------ Rows
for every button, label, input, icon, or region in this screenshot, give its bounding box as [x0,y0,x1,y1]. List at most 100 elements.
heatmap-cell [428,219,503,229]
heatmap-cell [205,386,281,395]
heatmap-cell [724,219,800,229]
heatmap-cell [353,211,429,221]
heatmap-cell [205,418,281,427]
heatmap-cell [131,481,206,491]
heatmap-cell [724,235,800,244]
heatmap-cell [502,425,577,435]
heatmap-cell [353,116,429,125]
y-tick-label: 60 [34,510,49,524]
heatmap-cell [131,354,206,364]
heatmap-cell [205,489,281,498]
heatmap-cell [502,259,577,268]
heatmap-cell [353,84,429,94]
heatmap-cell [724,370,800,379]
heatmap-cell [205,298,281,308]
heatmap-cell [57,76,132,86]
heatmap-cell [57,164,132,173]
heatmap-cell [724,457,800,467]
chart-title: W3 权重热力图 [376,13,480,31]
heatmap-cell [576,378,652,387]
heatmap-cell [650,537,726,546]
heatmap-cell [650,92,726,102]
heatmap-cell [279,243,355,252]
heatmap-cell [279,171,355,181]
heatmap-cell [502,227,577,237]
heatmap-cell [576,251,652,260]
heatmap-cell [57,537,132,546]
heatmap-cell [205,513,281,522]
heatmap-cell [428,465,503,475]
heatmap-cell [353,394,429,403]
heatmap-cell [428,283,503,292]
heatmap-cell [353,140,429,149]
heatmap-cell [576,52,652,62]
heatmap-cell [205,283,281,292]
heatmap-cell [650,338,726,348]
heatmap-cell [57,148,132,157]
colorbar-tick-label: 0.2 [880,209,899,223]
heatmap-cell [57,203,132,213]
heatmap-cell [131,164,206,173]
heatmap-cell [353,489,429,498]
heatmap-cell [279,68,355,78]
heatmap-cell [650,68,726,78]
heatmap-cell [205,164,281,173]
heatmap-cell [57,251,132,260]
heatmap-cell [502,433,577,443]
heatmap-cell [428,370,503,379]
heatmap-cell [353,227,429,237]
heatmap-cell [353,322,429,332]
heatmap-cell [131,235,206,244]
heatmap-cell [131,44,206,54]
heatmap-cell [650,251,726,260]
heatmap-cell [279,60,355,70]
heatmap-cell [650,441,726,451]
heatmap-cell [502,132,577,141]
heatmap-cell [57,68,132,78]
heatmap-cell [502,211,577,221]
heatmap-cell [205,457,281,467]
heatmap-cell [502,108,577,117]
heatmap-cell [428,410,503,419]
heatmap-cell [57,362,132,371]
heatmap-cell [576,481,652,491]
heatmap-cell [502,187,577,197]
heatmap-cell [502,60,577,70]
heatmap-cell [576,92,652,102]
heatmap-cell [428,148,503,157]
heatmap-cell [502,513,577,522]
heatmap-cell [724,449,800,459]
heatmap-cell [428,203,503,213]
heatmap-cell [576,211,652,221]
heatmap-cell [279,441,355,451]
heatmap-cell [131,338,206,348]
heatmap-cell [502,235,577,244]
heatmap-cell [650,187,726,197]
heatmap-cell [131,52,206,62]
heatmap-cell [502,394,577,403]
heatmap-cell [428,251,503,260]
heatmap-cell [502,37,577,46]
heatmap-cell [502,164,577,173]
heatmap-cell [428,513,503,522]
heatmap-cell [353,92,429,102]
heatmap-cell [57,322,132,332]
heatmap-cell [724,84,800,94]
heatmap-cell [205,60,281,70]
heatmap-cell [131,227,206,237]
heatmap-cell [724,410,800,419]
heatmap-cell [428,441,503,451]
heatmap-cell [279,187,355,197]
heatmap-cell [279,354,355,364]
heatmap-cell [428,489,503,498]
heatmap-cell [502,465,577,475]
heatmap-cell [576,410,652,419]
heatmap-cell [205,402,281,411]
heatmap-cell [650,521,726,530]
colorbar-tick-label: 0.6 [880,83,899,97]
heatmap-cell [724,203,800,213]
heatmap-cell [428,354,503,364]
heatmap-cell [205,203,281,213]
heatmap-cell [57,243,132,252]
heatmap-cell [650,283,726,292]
------------
Print all of the material above line for line, changing nothing.

for every button, label, input, icon, or region in this screenshot, give its bounding box as [x0,y0,x1,y1]. List at most 100 elements.
heatmap-cell [428,219,503,229]
heatmap-cell [205,386,281,395]
heatmap-cell [724,219,800,229]
heatmap-cell [353,211,429,221]
heatmap-cell [205,418,281,427]
heatmap-cell [131,481,206,491]
heatmap-cell [724,235,800,244]
heatmap-cell [502,425,577,435]
heatmap-cell [353,116,429,125]
y-tick-label: 60 [34,510,49,524]
heatmap-cell [131,354,206,364]
heatmap-cell [205,489,281,498]
heatmap-cell [502,259,577,268]
heatmap-cell [353,84,429,94]
heatmap-cell [724,370,800,379]
heatmap-cell [205,298,281,308]
heatmap-cell [57,76,132,86]
heatmap-cell [57,164,132,173]
heatmap-cell [724,457,800,467]
chart-title: W3 权重热力图 [376,13,480,31]
heatmap-cell [576,378,652,387]
heatmap-cell [650,537,726,546]
heatmap-cell [650,92,726,102]
heatmap-cell [279,243,355,252]
heatmap-cell [279,171,355,181]
heatmap-cell [502,227,577,237]
heatmap-cell [576,251,652,260]
heatmap-cell [57,537,132,546]
heatmap-cell [205,513,281,522]
heatmap-cell [428,465,503,475]
heatmap-cell [353,394,429,403]
heatmap-cell [428,283,503,292]
heatmap-cell [353,140,429,149]
heatmap-cell [576,52,652,62]
heatmap-cell [205,283,281,292]
heatmap-cell [650,338,726,348]
heatmap-cell [57,148,132,157]
colorbar-tick-label: 0.2 [880,209,899,223]
heatmap-cell [57,203,132,213]
heatmap-cell [131,164,206,173]
heatmap-cell [353,489,429,498]
heatmap-cell [279,68,355,78]
heatmap-cell [650,68,726,78]
heatmap-cell [205,164,281,173]
heatmap-cell [57,251,132,260]
heatmap-cell [502,433,577,443]
heatmap-cell [428,370,503,379]
heatmap-cell [353,227,429,237]
heatmap-cell [353,322,429,332]
heatmap-cell [131,235,206,244]
heatmap-cell [131,44,206,54]
heatmap-cell [650,251,726,260]
heatmap-cell [279,60,355,70]
heatmap-cell [650,441,726,451]
heatmap-cell [502,132,577,141]
heatmap-cell [57,68,132,78]
heatmap-cell [502,211,577,221]
heatmap-cell [205,457,281,467]
heatmap-cell [502,108,577,117]
heatmap-cell [428,410,503,419]
heatmap-cell [57,362,132,371]
heatmap-cell [576,481,652,491]
heatmap-cell [502,187,577,197]
heatmap-cell [502,60,577,70]
heatmap-cell [576,92,652,102]
heatmap-cell [428,148,503,157]
heatmap-cell [502,513,577,522]
heatmap-cell [724,449,800,459]
heatmap-cell [428,203,503,213]
heatmap-cell [576,211,652,221]
heatmap-cell [279,441,355,451]
heatmap-cell [131,338,206,348]
heatmap-cell [502,235,577,244]
heatmap-cell [650,187,726,197]
heatmap-cell [131,52,206,62]
heatmap-cell [502,394,577,403]
heatmap-cell [428,251,503,260]
heatmap-cell [502,37,577,46]
heatmap-cell [502,164,577,173]
heatmap-cell [428,513,503,522]
heatmap-cell [353,92,429,102]
heatmap-cell [57,322,132,332]
heatmap-cell [724,84,800,94]
heatmap-cell [205,60,281,70]
heatmap-cell [131,227,206,237]
heatmap-cell [724,410,800,419]
heatmap-cell [428,441,503,451]
heatmap-cell [279,187,355,197]
heatmap-cell [279,354,355,364]
heatmap-cell [428,489,503,498]
heatmap-cell [502,465,577,475]
heatmap-cell [576,410,652,419]
heatmap-cell [205,402,281,411]
heatmap-cell [650,521,726,530]
colorbar-tick-label: 0.6 [880,83,899,97]
heatmap-cell [724,203,800,213]
heatmap-cell [428,354,503,364]
heatmap-cell [205,203,281,213]
heatmap-cell [57,243,132,252]
heatmap-cell [650,283,726,292]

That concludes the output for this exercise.